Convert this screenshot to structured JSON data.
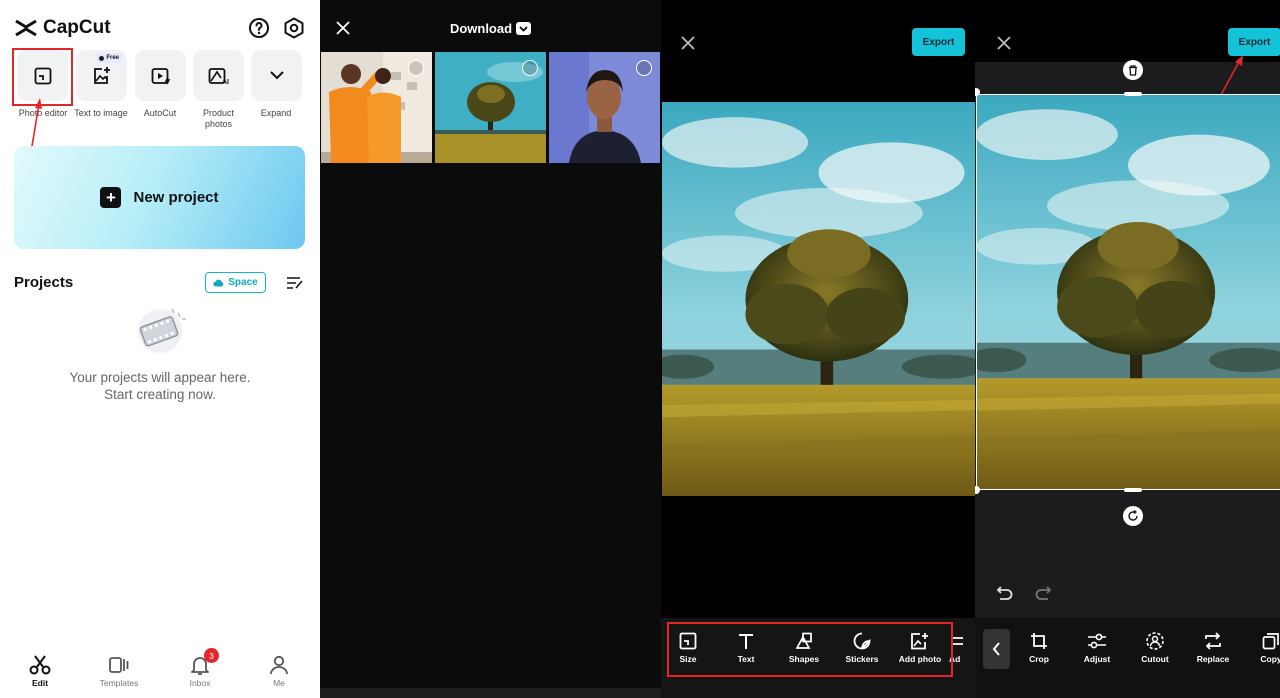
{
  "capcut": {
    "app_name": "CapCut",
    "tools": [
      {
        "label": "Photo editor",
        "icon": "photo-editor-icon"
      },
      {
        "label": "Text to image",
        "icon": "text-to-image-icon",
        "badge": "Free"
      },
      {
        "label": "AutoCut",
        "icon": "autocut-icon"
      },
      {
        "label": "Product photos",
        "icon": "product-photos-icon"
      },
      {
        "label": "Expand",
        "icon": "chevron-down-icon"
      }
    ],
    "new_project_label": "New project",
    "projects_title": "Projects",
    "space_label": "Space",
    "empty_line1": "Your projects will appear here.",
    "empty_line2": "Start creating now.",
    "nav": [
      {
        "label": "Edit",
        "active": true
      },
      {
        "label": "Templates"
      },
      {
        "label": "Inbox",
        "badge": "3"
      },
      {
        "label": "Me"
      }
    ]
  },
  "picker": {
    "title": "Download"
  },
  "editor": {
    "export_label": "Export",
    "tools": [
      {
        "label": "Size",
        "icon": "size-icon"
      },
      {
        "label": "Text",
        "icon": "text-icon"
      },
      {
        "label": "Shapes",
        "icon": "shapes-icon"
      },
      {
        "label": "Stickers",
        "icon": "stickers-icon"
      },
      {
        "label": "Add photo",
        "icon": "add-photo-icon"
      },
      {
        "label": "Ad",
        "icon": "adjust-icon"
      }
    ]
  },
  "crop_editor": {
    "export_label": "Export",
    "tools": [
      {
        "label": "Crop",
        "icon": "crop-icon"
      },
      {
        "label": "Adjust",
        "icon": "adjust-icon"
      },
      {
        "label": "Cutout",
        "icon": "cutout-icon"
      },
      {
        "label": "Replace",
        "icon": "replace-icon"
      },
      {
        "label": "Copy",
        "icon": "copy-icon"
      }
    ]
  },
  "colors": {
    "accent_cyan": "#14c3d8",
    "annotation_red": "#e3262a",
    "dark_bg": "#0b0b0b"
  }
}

■ Requirements ■
Quote each entry above verbatim and drop the pictures.

■ Worked solution ■
Convert this screenshot to structured JSON data.
{
  "capcut": {
    "app_name": "CapCut",
    "tools": [
      {
        "label": "Photo editor",
        "icon": "photo-editor-icon"
      },
      {
        "label": "Text to image",
        "icon": "text-to-image-icon",
        "badge": "Free"
      },
      {
        "label": "AutoCut",
        "icon": "autocut-icon"
      },
      {
        "label": "Product photos",
        "icon": "product-photos-icon"
      },
      {
        "label": "Expand",
        "icon": "chevron-down-icon"
      }
    ],
    "new_project_label": "New project",
    "projects_title": "Projects",
    "space_label": "Space",
    "empty_line1": "Your projects will appear here.",
    "empty_line2": "Start creating now.",
    "nav": [
      {
        "label": "Edit",
        "active": true
      },
      {
        "label": "Templates"
      },
      {
        "label": "Inbox",
        "badge": "3"
      },
      {
        "label": "Me"
      }
    ]
  },
  "picker": {
    "title": "Download"
  },
  "editor": {
    "export_label": "Export",
    "tools": [
      {
        "label": "Size",
        "icon": "size-icon"
      },
      {
        "label": "Text",
        "icon": "text-icon"
      },
      {
        "label": "Shapes",
        "icon": "shapes-icon"
      },
      {
        "label": "Stickers",
        "icon": "stickers-icon"
      },
      {
        "label": "Add photo",
        "icon": "add-photo-icon"
      },
      {
        "label": "Ad",
        "icon": "adjust-icon"
      }
    ]
  },
  "crop_editor": {
    "export_label": "Export",
    "tools": [
      {
        "label": "Crop",
        "icon": "crop-icon"
      },
      {
        "label": "Adjust",
        "icon": "adjust-icon"
      },
      {
        "label": "Cutout",
        "icon": "cutout-icon"
      },
      {
        "label": "Replace",
        "icon": "replace-icon"
      },
      {
        "label": "Copy",
        "icon": "copy-icon"
      }
    ]
  },
  "colors": {
    "accent_cyan": "#14c3d8",
    "annotation_red": "#e3262a",
    "dark_bg": "#0b0b0b"
  }
}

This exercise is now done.